-- Start Listed records --
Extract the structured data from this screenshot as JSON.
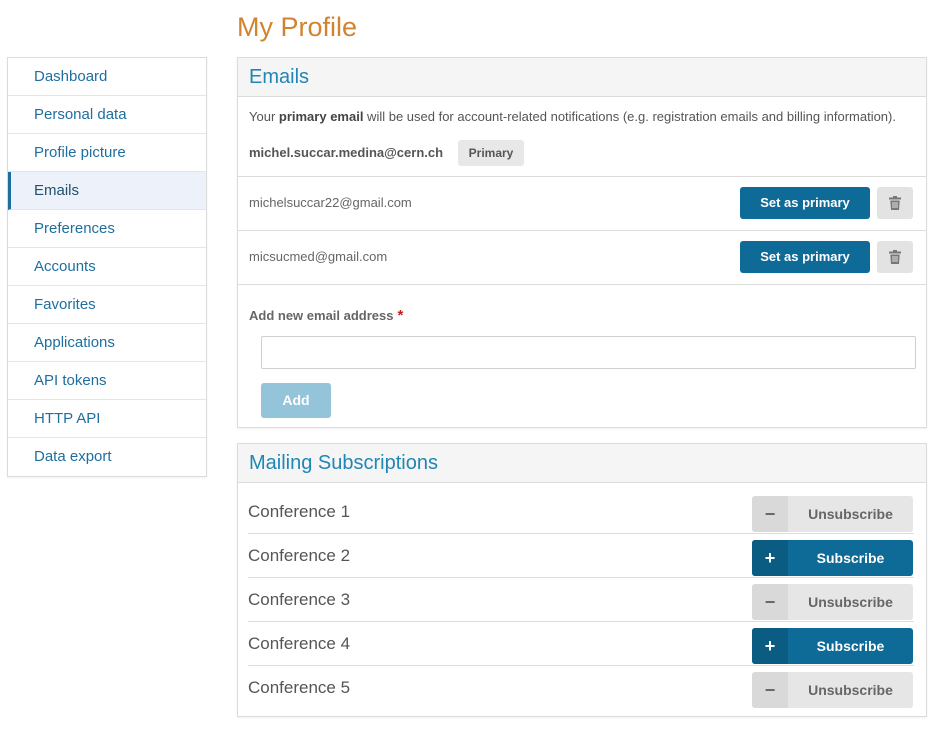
{
  "page": {
    "title": "My Profile"
  },
  "sidebar": {
    "items": [
      {
        "label": "Dashboard"
      },
      {
        "label": "Personal data"
      },
      {
        "label": "Profile picture"
      },
      {
        "label": "Emails",
        "active": true
      },
      {
        "label": "Preferences"
      },
      {
        "label": "Accounts"
      },
      {
        "label": "Favorites"
      },
      {
        "label": "Applications"
      },
      {
        "label": "API tokens"
      },
      {
        "label": "HTTP API"
      },
      {
        "label": "Data export"
      }
    ]
  },
  "emails": {
    "heading": "Emails",
    "intro_before": "Your ",
    "intro_bold": "primary email",
    "intro_after": " will be used for account-related notifications (e.g. registration emails and billing information).",
    "primary_email": "michel.succar.medina@cern.ch",
    "primary_badge": "Primary",
    "secondary": [
      {
        "address": "michelsuccar22@gmail.com",
        "set_primary_label": "Set as primary"
      },
      {
        "address": "micsucmed@gmail.com",
        "set_primary_label": "Set as primary"
      }
    ],
    "add_label": "Add new email address",
    "add_required_mark": "*",
    "add_input_value": "",
    "add_button": "Add"
  },
  "mailing": {
    "heading": "Mailing Subscriptions",
    "items": [
      {
        "name": "Conference 1",
        "action": "Unsubscribe",
        "icon": "−"
      },
      {
        "name": "Conference 2",
        "action": "Subscribe",
        "icon": "+"
      },
      {
        "name": "Conference 3",
        "action": "Unsubscribe",
        "icon": "−"
      },
      {
        "name": "Conference 4",
        "action": "Subscribe",
        "icon": "+"
      },
      {
        "name": "Conference 5",
        "action": "Unsubscribe",
        "icon": "−"
      }
    ]
  },
  "colors": {
    "title": "#d2832f",
    "link": "#1e6f9e",
    "heading": "#1f86b5",
    "primary_button": "#0e6a96",
    "add_button_disabled": "#93c4d9",
    "required": "#c21b1b"
  },
  "icons": {
    "delete": "trash-icon",
    "subscribe": "plus-icon",
    "unsubscribe": "minus-icon"
  }
}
-- End Listed records --
Write out the data precisely as given, excluding the pictures.

**Solved exercise:**
Extract the structured data from this screenshot as JSON.
{
  "page": {
    "title": "My Profile"
  },
  "sidebar": {
    "items": [
      {
        "label": "Dashboard"
      },
      {
        "label": "Personal data"
      },
      {
        "label": "Profile picture"
      },
      {
        "label": "Emails",
        "active": true
      },
      {
        "label": "Preferences"
      },
      {
        "label": "Accounts"
      },
      {
        "label": "Favorites"
      },
      {
        "label": "Applications"
      },
      {
        "label": "API tokens"
      },
      {
        "label": "HTTP API"
      },
      {
        "label": "Data export"
      }
    ]
  },
  "emails": {
    "heading": "Emails",
    "intro_before": "Your ",
    "intro_bold": "primary email",
    "intro_after": " will be used for account-related notifications (e.g. registration emails and billing information).",
    "primary_email": "michel.succar.medina@cern.ch",
    "primary_badge": "Primary",
    "secondary": [
      {
        "address": "michelsuccar22@gmail.com",
        "set_primary_label": "Set as primary"
      },
      {
        "address": "micsucmed@gmail.com",
        "set_primary_label": "Set as primary"
      }
    ],
    "add_label": "Add new email address",
    "add_required_mark": "*",
    "add_input_value": "",
    "add_button": "Add"
  },
  "mailing": {
    "heading": "Mailing Subscriptions",
    "items": [
      {
        "name": "Conference 1",
        "action": "Unsubscribe",
        "icon": "−"
      },
      {
        "name": "Conference 2",
        "action": "Subscribe",
        "icon": "+"
      },
      {
        "name": "Conference 3",
        "action": "Unsubscribe",
        "icon": "−"
      },
      {
        "name": "Conference 4",
        "action": "Subscribe",
        "icon": "+"
      },
      {
        "name": "Conference 5",
        "action": "Unsubscribe",
        "icon": "−"
      }
    ]
  },
  "colors": {
    "title": "#d2832f",
    "link": "#1e6f9e",
    "heading": "#1f86b5",
    "primary_button": "#0e6a96",
    "add_button_disabled": "#93c4d9",
    "required": "#c21b1b"
  },
  "icons": {
    "delete": "trash-icon",
    "subscribe": "plus-icon",
    "unsubscribe": "minus-icon"
  }
}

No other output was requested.